■ **Exercise brief**: Output every line below exactly.

■ **Record set**:
══════════════════════════════
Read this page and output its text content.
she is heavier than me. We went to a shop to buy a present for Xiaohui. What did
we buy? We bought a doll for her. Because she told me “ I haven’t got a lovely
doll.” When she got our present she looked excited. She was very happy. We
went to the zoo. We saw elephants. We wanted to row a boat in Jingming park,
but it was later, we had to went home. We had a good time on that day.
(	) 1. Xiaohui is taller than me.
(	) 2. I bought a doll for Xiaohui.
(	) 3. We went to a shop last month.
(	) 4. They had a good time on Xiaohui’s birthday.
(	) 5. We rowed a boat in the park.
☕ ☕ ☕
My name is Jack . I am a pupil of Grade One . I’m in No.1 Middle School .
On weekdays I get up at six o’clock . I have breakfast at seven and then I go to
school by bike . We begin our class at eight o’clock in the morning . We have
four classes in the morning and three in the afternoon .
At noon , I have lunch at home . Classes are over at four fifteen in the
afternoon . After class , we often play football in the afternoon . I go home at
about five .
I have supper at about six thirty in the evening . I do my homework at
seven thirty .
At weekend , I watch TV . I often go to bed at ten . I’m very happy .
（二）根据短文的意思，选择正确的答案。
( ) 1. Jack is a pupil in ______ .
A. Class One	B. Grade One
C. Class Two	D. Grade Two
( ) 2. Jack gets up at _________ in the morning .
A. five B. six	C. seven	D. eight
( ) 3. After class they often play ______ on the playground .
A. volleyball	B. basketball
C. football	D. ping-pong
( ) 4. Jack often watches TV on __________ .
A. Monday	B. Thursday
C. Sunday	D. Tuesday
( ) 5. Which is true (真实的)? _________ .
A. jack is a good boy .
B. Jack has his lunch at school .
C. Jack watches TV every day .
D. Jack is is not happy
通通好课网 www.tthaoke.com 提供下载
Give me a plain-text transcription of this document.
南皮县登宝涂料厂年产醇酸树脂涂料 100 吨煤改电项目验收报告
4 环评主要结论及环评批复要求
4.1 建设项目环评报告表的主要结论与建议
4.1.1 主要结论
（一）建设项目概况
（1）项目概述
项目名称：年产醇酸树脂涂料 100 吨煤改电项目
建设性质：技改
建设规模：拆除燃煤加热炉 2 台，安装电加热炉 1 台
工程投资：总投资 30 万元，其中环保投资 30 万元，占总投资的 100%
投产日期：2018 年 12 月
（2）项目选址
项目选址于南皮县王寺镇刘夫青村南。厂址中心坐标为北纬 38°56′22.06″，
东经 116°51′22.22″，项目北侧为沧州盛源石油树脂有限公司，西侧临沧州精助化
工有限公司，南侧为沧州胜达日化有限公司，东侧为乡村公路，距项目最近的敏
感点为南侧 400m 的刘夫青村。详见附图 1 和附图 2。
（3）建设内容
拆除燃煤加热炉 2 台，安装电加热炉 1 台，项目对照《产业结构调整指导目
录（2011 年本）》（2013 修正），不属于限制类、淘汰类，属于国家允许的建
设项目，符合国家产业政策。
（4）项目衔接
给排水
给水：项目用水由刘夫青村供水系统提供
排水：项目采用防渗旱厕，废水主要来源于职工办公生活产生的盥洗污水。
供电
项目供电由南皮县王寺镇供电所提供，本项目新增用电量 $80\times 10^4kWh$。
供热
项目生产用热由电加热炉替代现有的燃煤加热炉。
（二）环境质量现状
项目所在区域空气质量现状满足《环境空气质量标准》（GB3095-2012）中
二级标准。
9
══════════════════════════════
■ **Output below**:
Read this page and output its text content.
she is heavier than me. We went to a shop to buy a present for Xiaohui. What did
we buy? We bought a doll for her. Because she told me “ I haven’t got a lovely
doll.” When she got our present she looked excited. She was very happy. We
went to the zoo. We saw elephants. We wanted to row a boat in Jingming park,
but it was later, we had to went home. We had a good time on that day.
(	) 1. Xiaohui is taller than me.
(	) 2. I bought a doll for Xiaohui.
(	) 3. We went to a shop last month.
(	) 4. They had a good time on Xiaohui’s birthday.
(	) 5. We rowed a boat in the park.
☕ ☕ ☕
My name is Jack . I am a pupil of Grade One . I’m in No.1 Middle School .
On weekdays I get up at six o’clock . I have breakfast at seven and then I go to
school by bike . We begin our class at eight o’clock in the morning . We have
four classes in the morning and three in the afternoon .
At noon , I have lunch at home . Classes are over at four fifteen in the
afternoon . After class , we often play football in the afternoon . I go home at
about five .
I have supper at about six thirty in the evening . I do my homework at
seven thirty .
At weekend , I watch TV . I often go to bed at ten . I’m very happy .
（二）根据短文的意思，选择正确的答案。
( ) 1. Jack is a pupil in ______ .
A. Class One	B. Grade One
C. Class Two	D. Grade Two
( ) 2. Jack gets up at _________ in the morning .
A. five B. six	C. seven	D. eight
( ) 3. After class they often play ______ on the playground .
A. volleyball	B. basketball
C. football	D. ping-pong
( ) 4. Jack often watches TV on __________ .
A. Monday	B. Thursday
C. Sunday	D. Tuesday
( ) 5. Which is true (真实的)? _________ .
A. jack is a good boy .
B. Jack has his lunch at school .
C. Jack watches TV every day .
D. Jack is is not happy
通通好课网 www.tthaoke.com 提供下载
Give me a plain-text transcription of this document.
南皮县登宝涂料厂年产醇酸树脂涂料 100 吨煤改电项目验收报告
4 环评主要结论及环评批复要求
4.1 建设项目环评报告表的主要结论与建议
4.1.1 主要结论
（一）建设项目概况
（1）项目概述
项目名称：年产醇酸树脂涂料 100 吨煤改电项目
建设性质：技改
建设规模：拆除燃煤加热炉 2 台，安装电加热炉 1 台
工程投资：总投资 30 万元，其中环保投资 30 万元，占总投资的 100%
投产日期：2018 年 12 月
（2）项目选址
项目选址于南皮县王寺镇刘夫青村南。厂址中心坐标为北纬 38°56′22.06″，
东经 116°51′22.22″，项目北侧为沧州盛源石油树脂有限公司，西侧临沧州精助化
工有限公司，南侧为沧州胜达日化有限公司，东侧为乡村公路，距项目最近的敏
感点为南侧 400m 的刘夫青村。详见附图 1 和附图 2。
（3）建设内容
拆除燃煤加热炉 2 台，安装电加热炉 1 台，项目对照《产业结构调整指导目
录（2011 年本）》（2013 修正），不属于限制类、淘汰类，属于国家允许的建
设项目，符合国家产业政策。
（4）项目衔接
给排水
给水：项目用水由刘夫青村供水系统提供
排水：项目采用防渗旱厕，废水主要来源于职工办公生活产生的盥洗污水。
供电
项目供电由南皮县王寺镇供电所提供，本项目新增用电量 $80\times 10^4kWh$。
供热
项目生产用热由电加热炉替代现有的燃煤加热炉。
（二）环境质量现状
项目所在区域空气质量现状满足《环境空气质量标准》（GB3095-2012）中
二级标准。
9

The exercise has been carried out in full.